### TASK 1
Echo the part of the sem_lock patch description starting with "There are two" and going on through "are not possible.".
### TASK 2
In the sem_lock patch description, what is the name of the variable the patch creates to track both reasons parallel operations are not possible?

### DOCUMENT EXCERPT
-*-*-

Commit 6d07b68ce16a ("ipc/sem.c: optimize sem_lock()") introduced a
race:

sem_lock has a fast path that allows parallel simple operations.
There are two reasons why a simple operation cannot run in parallel:
- a non-simple operations is ongoing (sma->sem_perm.lock held)
- a complex operation is sleeping (sma->complex_count != 0)

As both facts are stored independently, a thread can bypass the current
checks by sleeping in the right positions. See below for more details
(or kernel bugzilla 105651).

The patch fixes that by creating one variable (complex_mode)
that tracks both reasons why parallel operations are not possible.

The patch also updates stale documentation regarding the locking.

With regards to stable kernels:
The patch is required for all kernels that include the
commit 6d07b68ce16a ("ipc/sem.c: optimize sem_lock()") (3.10?)

The alternative is to revert the patch that introduced the race.

Background:
Here is the race of the current implementation:

Thread A: (simple op)

-*-*-

### DATA SECTION
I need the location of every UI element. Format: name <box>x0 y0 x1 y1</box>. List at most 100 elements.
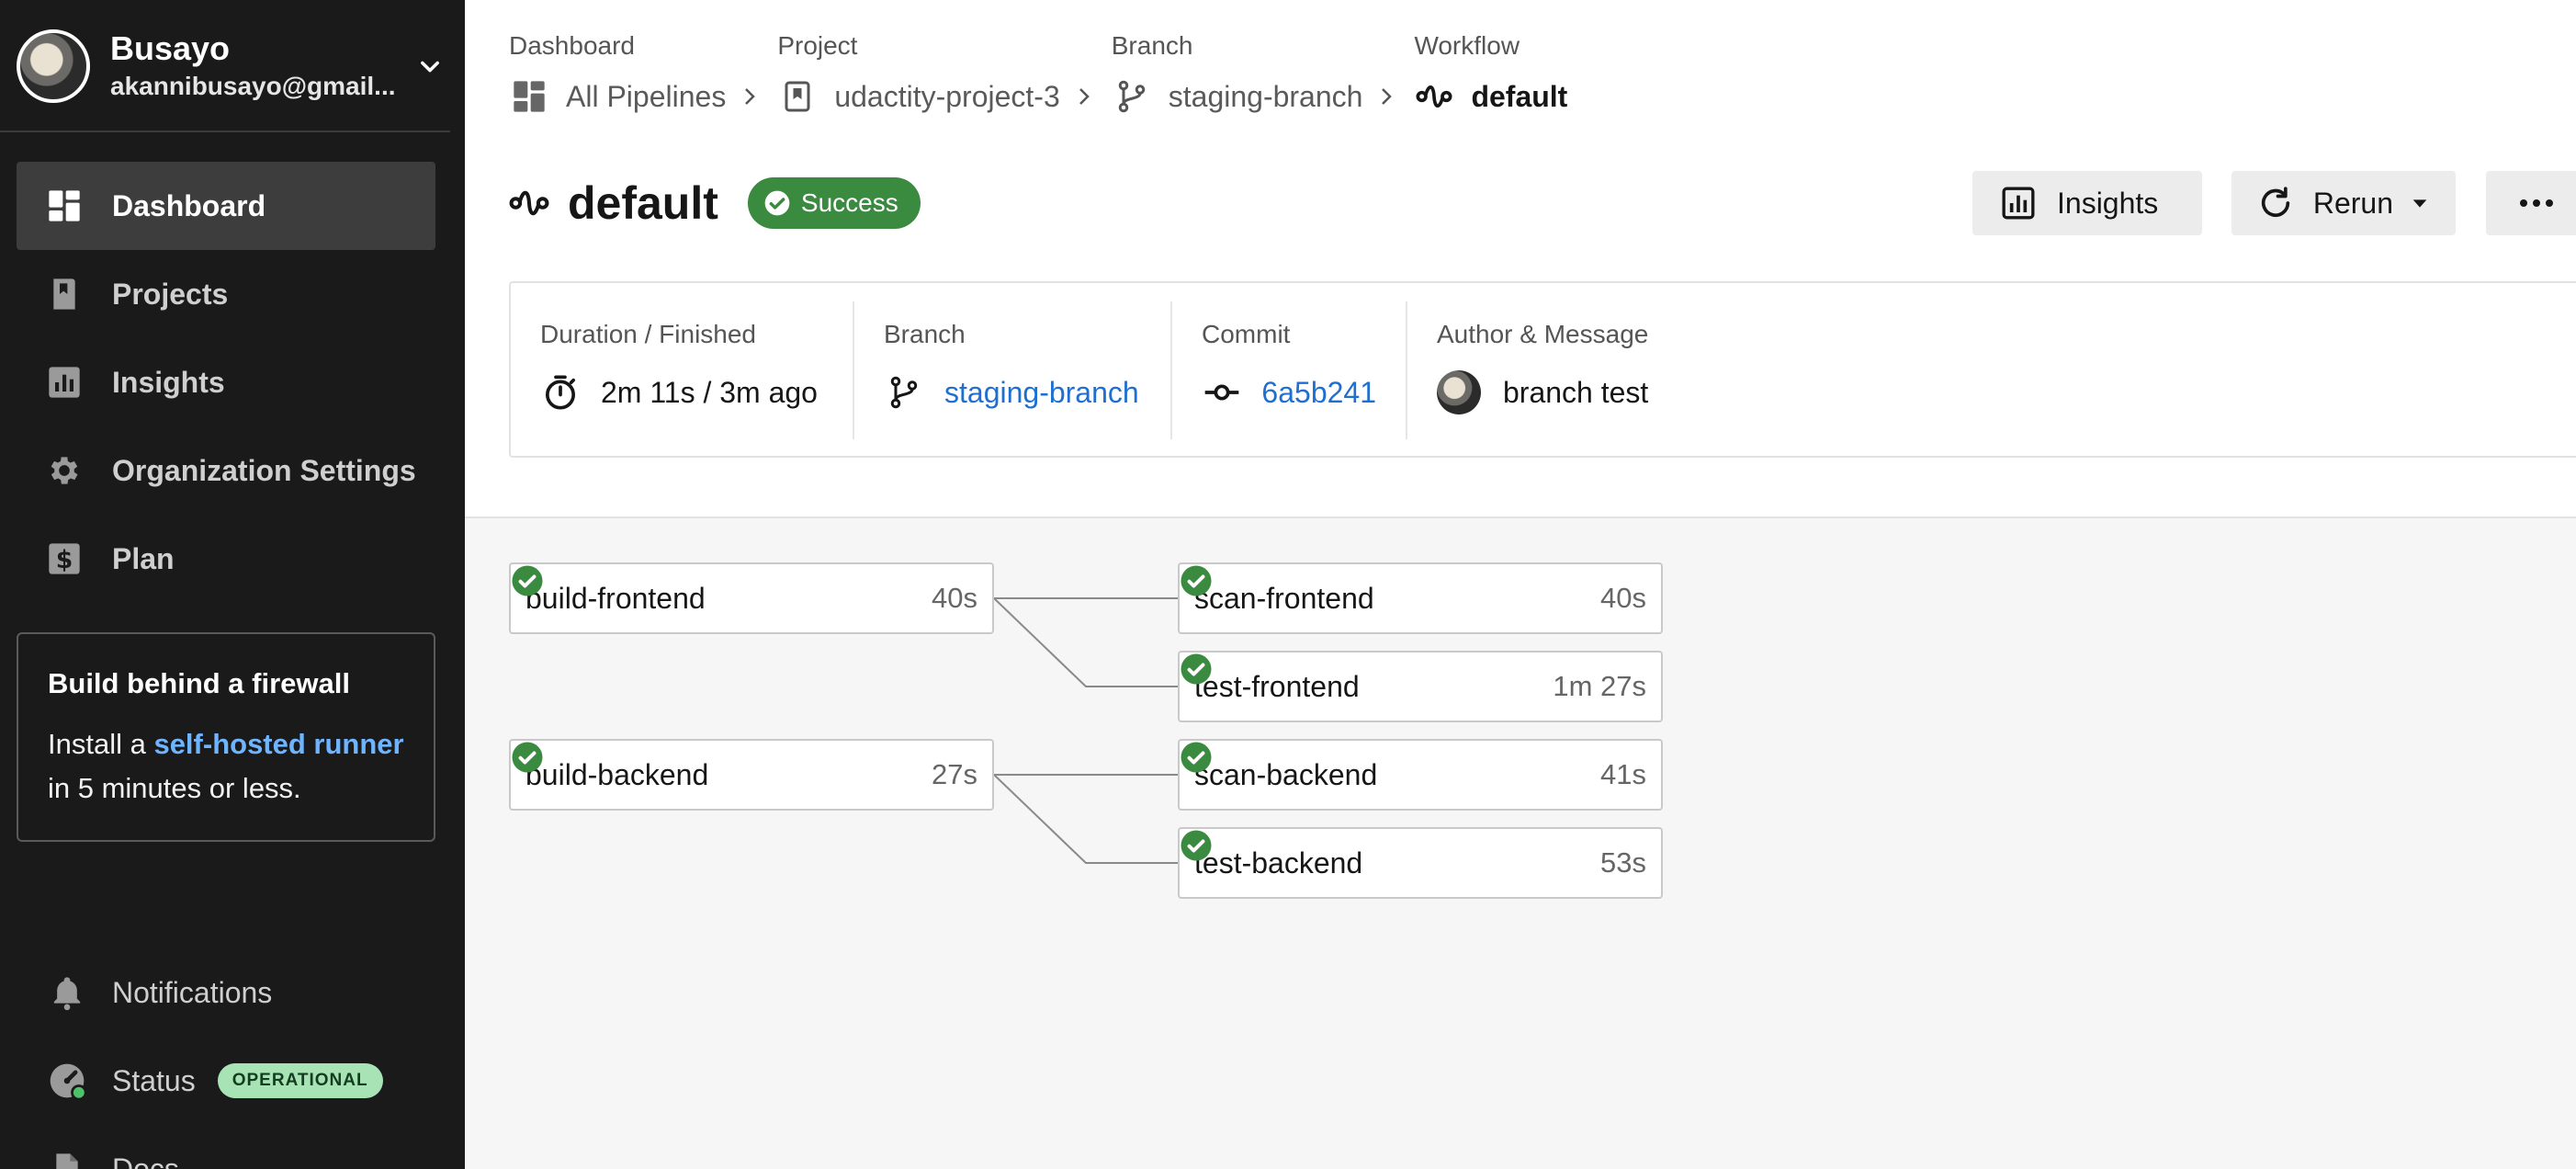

-*-*-

### WRITTEN REPLY 1
There are two reasons why a simple operation cannot run in parallel:
- a non-simple operations is ongoing (sma->sem_perm.lock held)
- a complex operation is sleeping (sma->complex_count != 0)

As both facts are stored independently, a thread can bypass the current
checks by sleeping in the right positions. See below for more details
(or kernel bugzilla 105651).

The patch fixes that by creating one variable (complex_mode)
that tracks both reasons why parallel operations are not possible.

### WRITTEN REPLY 2
complex_mode